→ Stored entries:
--- START ---

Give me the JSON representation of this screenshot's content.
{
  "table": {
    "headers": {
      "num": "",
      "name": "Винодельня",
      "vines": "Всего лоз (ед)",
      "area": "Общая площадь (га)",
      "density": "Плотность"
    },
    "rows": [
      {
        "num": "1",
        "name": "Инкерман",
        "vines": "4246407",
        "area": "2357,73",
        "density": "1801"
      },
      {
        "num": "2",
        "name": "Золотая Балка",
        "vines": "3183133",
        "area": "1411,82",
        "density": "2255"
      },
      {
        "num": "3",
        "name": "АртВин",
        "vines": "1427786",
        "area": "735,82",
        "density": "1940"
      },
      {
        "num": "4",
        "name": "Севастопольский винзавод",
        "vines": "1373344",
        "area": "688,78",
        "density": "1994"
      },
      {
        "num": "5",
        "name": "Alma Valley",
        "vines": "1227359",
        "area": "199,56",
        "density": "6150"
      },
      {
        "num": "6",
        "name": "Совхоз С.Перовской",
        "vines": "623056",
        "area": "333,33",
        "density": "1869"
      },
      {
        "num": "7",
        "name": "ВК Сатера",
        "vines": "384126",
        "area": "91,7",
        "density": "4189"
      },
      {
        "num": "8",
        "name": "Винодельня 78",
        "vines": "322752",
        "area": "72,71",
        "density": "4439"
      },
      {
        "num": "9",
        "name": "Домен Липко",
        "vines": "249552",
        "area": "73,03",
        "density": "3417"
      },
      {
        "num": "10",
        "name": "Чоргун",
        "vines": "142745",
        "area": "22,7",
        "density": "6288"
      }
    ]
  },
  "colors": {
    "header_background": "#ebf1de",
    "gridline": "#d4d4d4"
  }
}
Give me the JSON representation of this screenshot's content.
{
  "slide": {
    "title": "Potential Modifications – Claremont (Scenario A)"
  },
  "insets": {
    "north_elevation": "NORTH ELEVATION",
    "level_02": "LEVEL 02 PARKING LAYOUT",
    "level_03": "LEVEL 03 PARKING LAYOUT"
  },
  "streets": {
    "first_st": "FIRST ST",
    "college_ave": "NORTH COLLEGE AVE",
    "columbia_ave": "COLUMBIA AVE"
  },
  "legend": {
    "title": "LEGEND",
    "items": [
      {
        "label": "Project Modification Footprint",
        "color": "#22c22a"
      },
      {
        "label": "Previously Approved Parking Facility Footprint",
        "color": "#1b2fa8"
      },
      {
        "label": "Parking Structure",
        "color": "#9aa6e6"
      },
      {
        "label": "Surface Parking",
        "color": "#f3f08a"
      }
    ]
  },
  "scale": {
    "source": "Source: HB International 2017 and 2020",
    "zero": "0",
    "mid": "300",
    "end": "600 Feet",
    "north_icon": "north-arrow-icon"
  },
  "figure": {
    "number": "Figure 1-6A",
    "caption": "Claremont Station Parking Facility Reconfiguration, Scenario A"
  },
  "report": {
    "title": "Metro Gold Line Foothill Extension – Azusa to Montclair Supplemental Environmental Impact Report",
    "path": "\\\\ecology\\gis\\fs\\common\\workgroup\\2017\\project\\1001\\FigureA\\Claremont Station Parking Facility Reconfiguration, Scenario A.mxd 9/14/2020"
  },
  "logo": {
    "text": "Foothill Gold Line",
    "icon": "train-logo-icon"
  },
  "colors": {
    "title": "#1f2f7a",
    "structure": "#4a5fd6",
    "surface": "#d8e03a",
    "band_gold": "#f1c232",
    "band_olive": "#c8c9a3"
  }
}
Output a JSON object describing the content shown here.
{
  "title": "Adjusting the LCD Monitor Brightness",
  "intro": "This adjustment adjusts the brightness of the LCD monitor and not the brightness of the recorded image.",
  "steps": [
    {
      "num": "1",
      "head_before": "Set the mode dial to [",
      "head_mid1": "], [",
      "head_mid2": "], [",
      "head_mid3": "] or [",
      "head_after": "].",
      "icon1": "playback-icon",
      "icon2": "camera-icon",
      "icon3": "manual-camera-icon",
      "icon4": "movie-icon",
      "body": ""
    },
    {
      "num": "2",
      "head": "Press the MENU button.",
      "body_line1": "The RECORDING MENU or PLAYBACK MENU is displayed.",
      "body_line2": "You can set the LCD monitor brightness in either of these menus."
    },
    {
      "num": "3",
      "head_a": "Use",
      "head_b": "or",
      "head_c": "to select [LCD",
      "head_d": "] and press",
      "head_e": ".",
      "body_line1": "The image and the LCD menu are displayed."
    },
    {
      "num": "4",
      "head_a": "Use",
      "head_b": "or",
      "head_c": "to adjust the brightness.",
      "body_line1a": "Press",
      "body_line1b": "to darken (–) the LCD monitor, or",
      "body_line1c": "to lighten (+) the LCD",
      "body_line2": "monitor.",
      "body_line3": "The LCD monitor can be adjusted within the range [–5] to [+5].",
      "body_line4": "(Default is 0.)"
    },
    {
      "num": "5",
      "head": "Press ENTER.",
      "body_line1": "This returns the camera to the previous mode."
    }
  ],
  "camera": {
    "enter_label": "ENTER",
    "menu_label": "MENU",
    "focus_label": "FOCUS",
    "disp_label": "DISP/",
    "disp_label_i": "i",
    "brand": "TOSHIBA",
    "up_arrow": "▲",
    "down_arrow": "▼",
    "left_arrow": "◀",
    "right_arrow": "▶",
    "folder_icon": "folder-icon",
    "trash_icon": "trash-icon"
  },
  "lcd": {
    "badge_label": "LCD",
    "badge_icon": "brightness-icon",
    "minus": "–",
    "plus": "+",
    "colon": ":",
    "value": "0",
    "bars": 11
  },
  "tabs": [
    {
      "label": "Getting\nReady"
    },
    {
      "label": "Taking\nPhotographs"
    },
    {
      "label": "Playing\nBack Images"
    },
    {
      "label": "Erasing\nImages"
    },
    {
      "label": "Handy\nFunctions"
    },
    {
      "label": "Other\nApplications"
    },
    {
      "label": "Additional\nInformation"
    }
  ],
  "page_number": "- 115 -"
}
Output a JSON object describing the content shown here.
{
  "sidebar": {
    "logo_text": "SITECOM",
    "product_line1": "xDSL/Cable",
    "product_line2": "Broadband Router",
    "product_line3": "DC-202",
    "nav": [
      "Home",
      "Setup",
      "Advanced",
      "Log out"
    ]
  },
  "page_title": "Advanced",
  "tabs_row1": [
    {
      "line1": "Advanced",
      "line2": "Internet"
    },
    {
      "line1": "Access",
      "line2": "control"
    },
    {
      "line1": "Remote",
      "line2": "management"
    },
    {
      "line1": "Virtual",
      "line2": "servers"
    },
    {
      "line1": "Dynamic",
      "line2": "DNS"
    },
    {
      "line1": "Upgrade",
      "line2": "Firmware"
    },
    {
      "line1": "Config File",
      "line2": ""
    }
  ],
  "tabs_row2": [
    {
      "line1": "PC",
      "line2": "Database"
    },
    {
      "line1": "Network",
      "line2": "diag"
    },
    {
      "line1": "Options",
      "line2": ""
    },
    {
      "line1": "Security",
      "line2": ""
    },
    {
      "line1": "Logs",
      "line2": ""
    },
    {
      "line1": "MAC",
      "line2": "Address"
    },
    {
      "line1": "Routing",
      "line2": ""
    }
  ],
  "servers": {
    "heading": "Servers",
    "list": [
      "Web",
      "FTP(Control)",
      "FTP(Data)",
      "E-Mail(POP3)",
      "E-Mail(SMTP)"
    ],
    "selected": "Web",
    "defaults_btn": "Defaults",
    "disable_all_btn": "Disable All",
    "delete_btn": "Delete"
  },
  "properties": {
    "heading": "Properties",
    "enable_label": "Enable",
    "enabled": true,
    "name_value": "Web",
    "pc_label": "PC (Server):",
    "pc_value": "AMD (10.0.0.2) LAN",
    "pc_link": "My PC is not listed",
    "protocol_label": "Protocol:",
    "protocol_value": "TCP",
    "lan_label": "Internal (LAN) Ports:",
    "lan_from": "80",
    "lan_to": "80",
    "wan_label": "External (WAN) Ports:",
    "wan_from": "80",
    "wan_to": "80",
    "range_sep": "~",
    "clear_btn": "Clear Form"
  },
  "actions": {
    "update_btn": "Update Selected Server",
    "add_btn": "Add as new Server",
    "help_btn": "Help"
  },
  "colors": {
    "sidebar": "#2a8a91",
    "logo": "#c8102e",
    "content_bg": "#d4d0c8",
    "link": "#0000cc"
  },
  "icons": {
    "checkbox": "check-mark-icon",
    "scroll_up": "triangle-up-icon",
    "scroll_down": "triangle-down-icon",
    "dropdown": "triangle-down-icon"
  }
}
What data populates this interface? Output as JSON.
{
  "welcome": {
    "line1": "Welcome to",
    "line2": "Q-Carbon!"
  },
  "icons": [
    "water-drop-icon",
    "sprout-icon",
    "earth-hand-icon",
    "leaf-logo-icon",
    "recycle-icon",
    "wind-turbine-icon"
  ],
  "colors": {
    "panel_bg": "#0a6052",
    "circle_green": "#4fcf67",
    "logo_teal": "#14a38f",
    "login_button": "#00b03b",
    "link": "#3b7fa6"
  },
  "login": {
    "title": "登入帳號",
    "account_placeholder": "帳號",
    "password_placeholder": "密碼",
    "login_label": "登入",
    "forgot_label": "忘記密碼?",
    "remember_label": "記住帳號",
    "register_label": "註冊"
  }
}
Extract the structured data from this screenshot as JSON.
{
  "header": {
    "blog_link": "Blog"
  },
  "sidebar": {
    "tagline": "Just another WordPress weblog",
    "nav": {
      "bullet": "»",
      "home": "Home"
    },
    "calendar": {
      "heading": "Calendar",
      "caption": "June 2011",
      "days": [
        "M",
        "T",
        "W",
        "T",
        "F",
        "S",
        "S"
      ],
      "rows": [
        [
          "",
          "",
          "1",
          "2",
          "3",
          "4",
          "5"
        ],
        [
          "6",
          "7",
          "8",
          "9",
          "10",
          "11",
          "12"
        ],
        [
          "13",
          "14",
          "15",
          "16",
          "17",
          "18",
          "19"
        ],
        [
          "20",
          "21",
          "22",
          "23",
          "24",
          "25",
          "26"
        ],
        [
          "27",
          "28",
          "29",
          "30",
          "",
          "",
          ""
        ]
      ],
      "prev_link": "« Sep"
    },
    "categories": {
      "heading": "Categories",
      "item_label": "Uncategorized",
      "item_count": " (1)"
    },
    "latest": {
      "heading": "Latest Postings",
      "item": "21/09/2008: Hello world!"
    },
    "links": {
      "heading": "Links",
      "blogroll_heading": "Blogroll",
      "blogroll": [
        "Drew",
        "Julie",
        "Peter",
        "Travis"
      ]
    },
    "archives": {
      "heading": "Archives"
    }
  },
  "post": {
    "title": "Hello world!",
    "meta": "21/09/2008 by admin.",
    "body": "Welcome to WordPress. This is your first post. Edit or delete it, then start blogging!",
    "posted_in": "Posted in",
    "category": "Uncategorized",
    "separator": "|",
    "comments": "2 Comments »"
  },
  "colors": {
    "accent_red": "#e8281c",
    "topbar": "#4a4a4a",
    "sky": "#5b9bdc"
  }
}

--- END ---

→ TASK DESCRIPTION: Copy every line of the listing containing the string "Винодельня".

→ RESULT:
      "name": "Винодельня",
        "name": "Винодельня 78",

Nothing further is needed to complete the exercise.